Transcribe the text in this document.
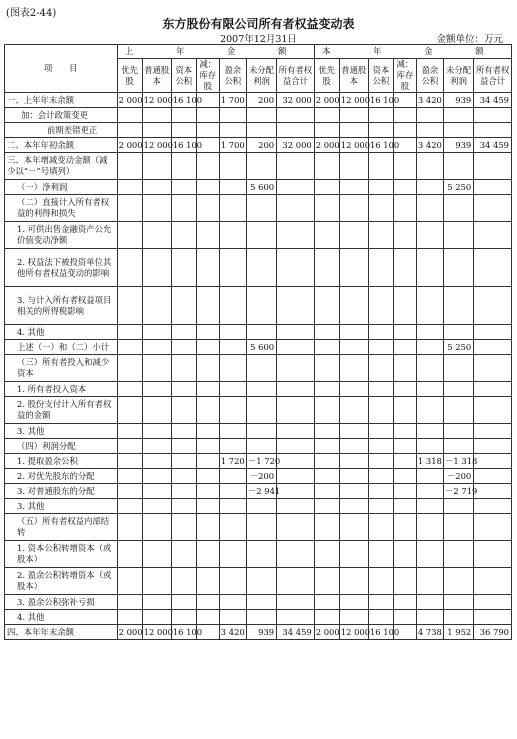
(图表2-44)
东方股份有限公司所有者权益变动表
2007年12月31日	金额单位：万元
项　　目	上 年 金 额							本 年 金 额						
	优先股	普通股本	资本公积	减：库存股	盈余公积	未分配利润	所有者权益合计	优先股	普通股本	资本公积	减：库存股	盈余公积	未分配利润	所有者权益合计
一、上年年末余额	2 000	12 000	16 100		1 700	200	32 000	2 000	12 000	16 100		3 420	939	34 459
加：会计政策变更														
前期差错更正														
二、本年年初余额	2 000	12 000	16 100		1 700	200	32 000	2 000	12 000	16 100		3 420	939	34 459
三、本年增减变动金额（减少以“－”号填列）														
（一）净利润						5 600							5 250	
（二）直接计入所有者权益的利得和损失														
1. 可供出售金融资产公允价值变动净额														
2. 权益法下被投资单位其他所有者权益变动的影响														
3. 与计入所有者权益项目相关的所得税影响														
4. 其他														
上述（一）和（二）小计						5 600							5 250	
（三）所有者投入和减少资本														
1. 所有者投入资本														
2. 股份支付计入所有者权益的金额														
3. 其他														
（四）利润分配														
1. 提取盈余公积					1 720	－1 720						1 318	－1 318	
2. 对优先股东的分配						－200							－200	
3. 对普通股东的分配						－2 941							－2 719	
3. 其他														
（五）所有者权益内部结转														
1. 资本公积转增资本（或股本）														
2. 盈余公积转增资本（或股本）														
3. 盈余公积弥补亏损														
4. 其他														
四、本年年末余额	2 000	12 000	16 100		3 420	939	34 459	2 000	12 000	16 100		4 738	1 952	36 790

***

**YOUR OBJECTIVE:** Give every record back exactly as it reads, with no images.

**TASK OUTPUT:**
Transcribe the text in this document.
(图表2-44)
东方股份有限公司所有者权益变动表
2007年12月31日	金额单位：万元
项　　目	上 年 金 额							本 年 金 额						
	优先股	普通股本	资本公积	减：库存股	盈余公积	未分配利润	所有者权益合计	优先股	普通股本	资本公积	减：库存股	盈余公积	未分配利润	所有者权益合计
一、上年年末余额	2 000	12 000	16 100		1 700	200	32 000	2 000	12 000	16 100		3 420	939	34 459
加：会计政策变更														
前期差错更正														
二、本年年初余额	2 000	12 000	16 100		1 700	200	32 000	2 000	12 000	16 100		3 420	939	34 459
三、本年增减变动金额（减少以“－”号填列）														
（一）净利润						5 600							5 250	
（二）直接计入所有者权益的利得和损失														
1. 可供出售金融资产公允价值变动净额														
2. 权益法下被投资单位其他所有者权益变动的影响														
3. 与计入所有者权益项目相关的所得税影响														
4. 其他														
上述（一）和（二）小计						5 600							5 250	
（三）所有者投入和减少资本														
1. 所有者投入资本														
2. 股份支付计入所有者权益的金额														
3. 其他														
（四）利润分配														
1. 提取盈余公积					1 720	－1 720						1 318	－1 318	
2. 对优先股东的分配						－200							－200	
3. 对普通股东的分配						－2 941							－2 719	
3. 其他														
（五）所有者权益内部结转														
1. 资本公积转增资本（或股本）														
2. 盈余公积转增资本（或股本）														
3. 盈余公积弥补亏损														
4. 其他														
四、本年年末余额	2 000	12 000	16 100		3 420	939	34 459	2 000	12 000	16 100		4 738	1 952	36 790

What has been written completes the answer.